--- Instructions to follow ---
Identify every line in the records below that contains the word "Hospitalskor", and reproduce each one.

--- The input ---

■ ■ ■ ■ ■

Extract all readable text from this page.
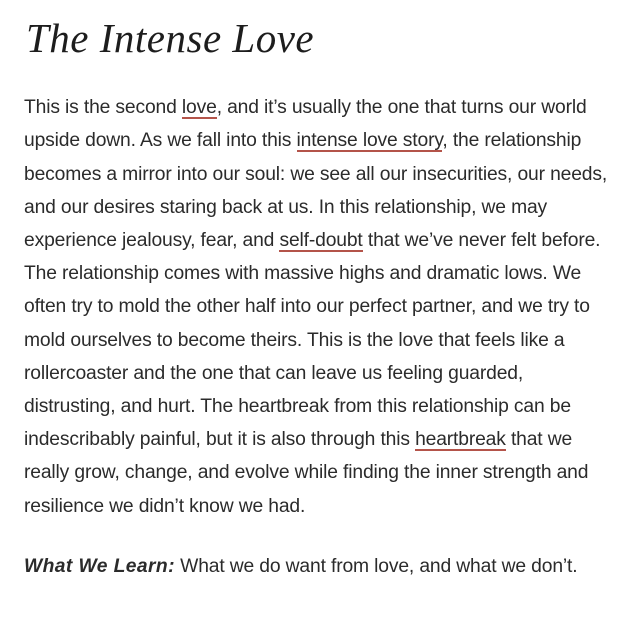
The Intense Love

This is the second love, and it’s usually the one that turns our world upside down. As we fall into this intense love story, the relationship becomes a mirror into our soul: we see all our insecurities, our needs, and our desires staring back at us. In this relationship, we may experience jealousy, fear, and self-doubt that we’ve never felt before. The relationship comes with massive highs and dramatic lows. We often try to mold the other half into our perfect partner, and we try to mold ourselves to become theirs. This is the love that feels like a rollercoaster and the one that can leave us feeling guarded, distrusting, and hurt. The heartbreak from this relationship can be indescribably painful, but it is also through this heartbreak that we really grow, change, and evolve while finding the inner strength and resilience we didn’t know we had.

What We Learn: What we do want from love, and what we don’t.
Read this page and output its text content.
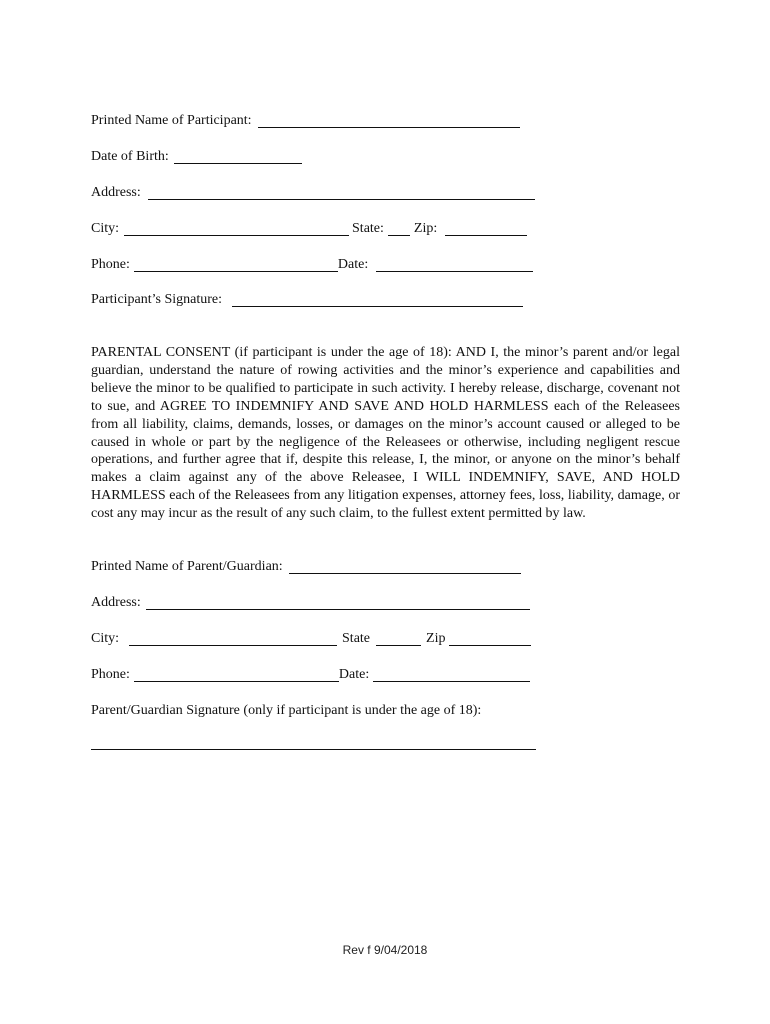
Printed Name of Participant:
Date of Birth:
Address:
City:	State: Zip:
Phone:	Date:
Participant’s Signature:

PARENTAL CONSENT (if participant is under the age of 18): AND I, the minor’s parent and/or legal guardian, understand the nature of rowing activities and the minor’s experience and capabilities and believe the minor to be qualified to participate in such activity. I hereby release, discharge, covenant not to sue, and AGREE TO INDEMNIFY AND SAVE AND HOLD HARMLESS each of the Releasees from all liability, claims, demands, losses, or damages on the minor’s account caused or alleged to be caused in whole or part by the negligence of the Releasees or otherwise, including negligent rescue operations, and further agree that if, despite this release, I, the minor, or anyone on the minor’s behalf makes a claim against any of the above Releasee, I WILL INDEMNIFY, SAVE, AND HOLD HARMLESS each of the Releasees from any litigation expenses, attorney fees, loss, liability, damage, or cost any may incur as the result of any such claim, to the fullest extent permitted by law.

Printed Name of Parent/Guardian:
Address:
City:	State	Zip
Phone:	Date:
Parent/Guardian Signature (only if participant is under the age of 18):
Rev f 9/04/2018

■ ■ ■ ■ ■

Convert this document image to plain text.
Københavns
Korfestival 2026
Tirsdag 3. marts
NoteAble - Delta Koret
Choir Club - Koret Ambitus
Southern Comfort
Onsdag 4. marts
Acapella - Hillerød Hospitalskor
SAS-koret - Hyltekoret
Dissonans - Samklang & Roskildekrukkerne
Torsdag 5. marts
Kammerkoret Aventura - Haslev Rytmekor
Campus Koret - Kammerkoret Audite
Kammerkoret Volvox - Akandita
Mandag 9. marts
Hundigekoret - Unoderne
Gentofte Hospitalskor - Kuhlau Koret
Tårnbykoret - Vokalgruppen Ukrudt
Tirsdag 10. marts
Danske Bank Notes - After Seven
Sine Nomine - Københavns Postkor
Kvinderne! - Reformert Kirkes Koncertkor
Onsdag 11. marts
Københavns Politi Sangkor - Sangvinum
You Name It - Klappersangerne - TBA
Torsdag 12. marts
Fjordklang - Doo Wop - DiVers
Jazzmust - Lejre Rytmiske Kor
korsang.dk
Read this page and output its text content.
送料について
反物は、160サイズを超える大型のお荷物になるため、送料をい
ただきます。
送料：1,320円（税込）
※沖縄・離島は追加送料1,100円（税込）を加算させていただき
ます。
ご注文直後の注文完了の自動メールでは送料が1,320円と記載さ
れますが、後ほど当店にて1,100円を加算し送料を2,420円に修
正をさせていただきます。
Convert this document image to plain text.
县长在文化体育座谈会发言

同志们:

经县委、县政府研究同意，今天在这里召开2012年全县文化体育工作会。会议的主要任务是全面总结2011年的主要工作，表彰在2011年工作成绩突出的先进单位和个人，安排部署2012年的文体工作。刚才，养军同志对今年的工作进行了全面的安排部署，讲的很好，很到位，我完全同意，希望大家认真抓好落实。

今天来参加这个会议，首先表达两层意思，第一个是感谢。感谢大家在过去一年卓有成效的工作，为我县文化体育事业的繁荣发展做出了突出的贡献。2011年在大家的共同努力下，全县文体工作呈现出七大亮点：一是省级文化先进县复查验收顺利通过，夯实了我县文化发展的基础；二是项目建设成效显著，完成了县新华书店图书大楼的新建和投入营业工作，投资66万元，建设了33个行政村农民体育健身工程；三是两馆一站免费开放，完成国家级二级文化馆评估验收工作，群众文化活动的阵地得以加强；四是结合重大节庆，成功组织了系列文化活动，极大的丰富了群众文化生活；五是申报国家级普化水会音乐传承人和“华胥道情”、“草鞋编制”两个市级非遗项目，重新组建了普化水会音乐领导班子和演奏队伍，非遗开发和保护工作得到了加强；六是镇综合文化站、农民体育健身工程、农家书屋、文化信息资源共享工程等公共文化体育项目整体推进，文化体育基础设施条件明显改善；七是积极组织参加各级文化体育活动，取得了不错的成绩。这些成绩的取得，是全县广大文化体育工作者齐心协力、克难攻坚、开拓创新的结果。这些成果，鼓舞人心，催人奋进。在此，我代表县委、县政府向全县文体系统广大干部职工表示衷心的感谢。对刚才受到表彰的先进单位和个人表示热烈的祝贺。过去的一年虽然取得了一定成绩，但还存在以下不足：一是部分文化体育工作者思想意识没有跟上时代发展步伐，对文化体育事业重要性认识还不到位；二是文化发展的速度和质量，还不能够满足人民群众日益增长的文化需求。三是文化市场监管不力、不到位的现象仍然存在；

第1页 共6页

■ ■ ■ ■ ■

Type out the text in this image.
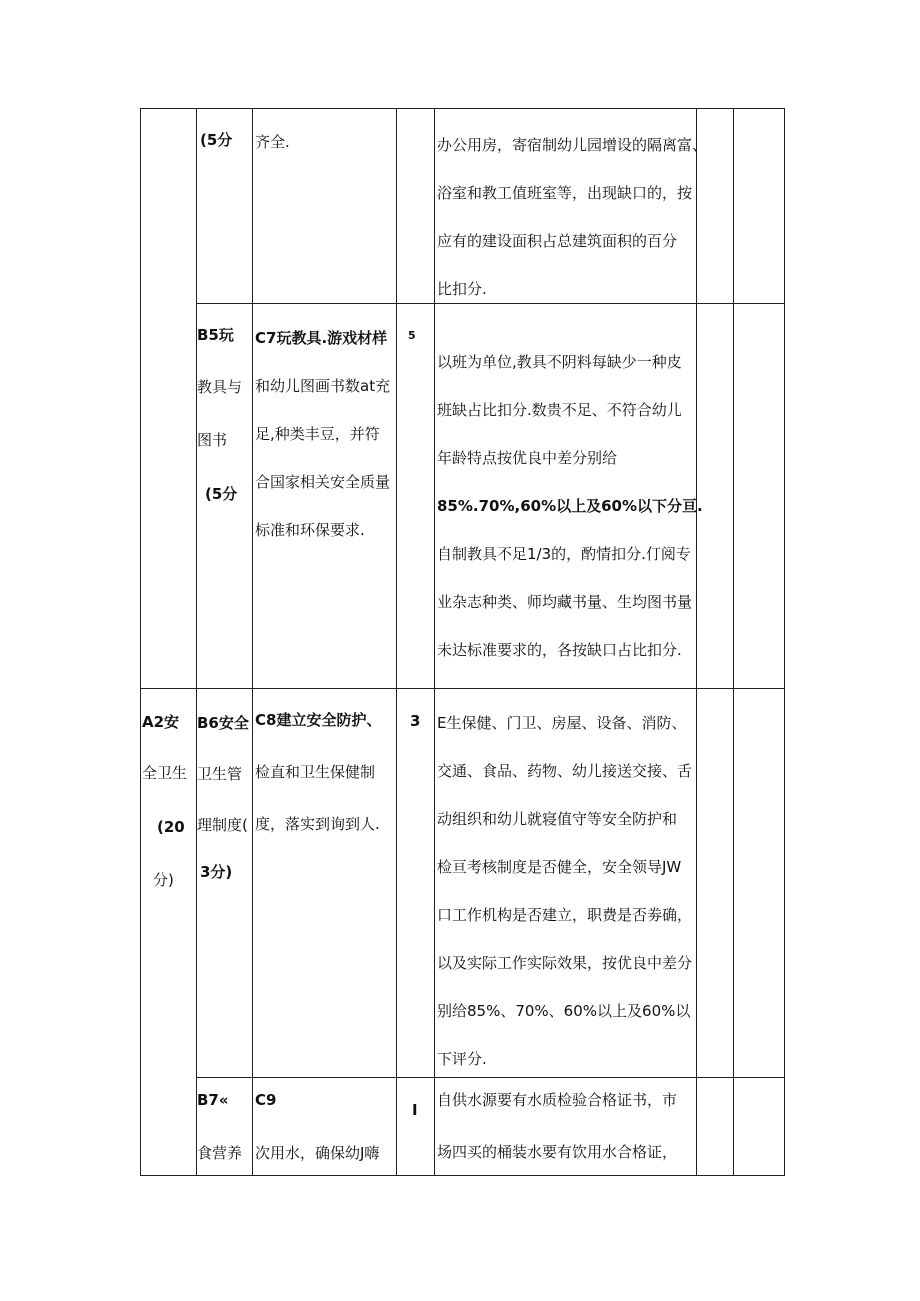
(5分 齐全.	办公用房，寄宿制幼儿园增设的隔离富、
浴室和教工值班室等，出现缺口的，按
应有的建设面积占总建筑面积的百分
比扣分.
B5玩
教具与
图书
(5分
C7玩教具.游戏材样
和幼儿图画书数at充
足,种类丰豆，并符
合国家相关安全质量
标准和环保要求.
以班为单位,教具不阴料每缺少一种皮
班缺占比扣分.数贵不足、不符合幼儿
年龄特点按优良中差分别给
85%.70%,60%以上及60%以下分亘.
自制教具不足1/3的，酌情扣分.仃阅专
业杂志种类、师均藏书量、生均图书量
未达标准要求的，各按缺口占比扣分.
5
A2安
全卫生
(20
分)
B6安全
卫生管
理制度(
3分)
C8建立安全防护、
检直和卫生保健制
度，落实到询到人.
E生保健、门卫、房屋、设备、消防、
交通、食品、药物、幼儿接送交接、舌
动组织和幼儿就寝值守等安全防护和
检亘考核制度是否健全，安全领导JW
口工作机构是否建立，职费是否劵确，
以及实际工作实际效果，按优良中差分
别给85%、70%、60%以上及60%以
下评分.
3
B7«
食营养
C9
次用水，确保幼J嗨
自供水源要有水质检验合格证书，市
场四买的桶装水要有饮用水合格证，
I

■ ■ ■ ■ ■

--- Finished answer ---
Acapella - Hillerød Hospitalskor
Gentofte Hospitalskor - Kuhlau Koret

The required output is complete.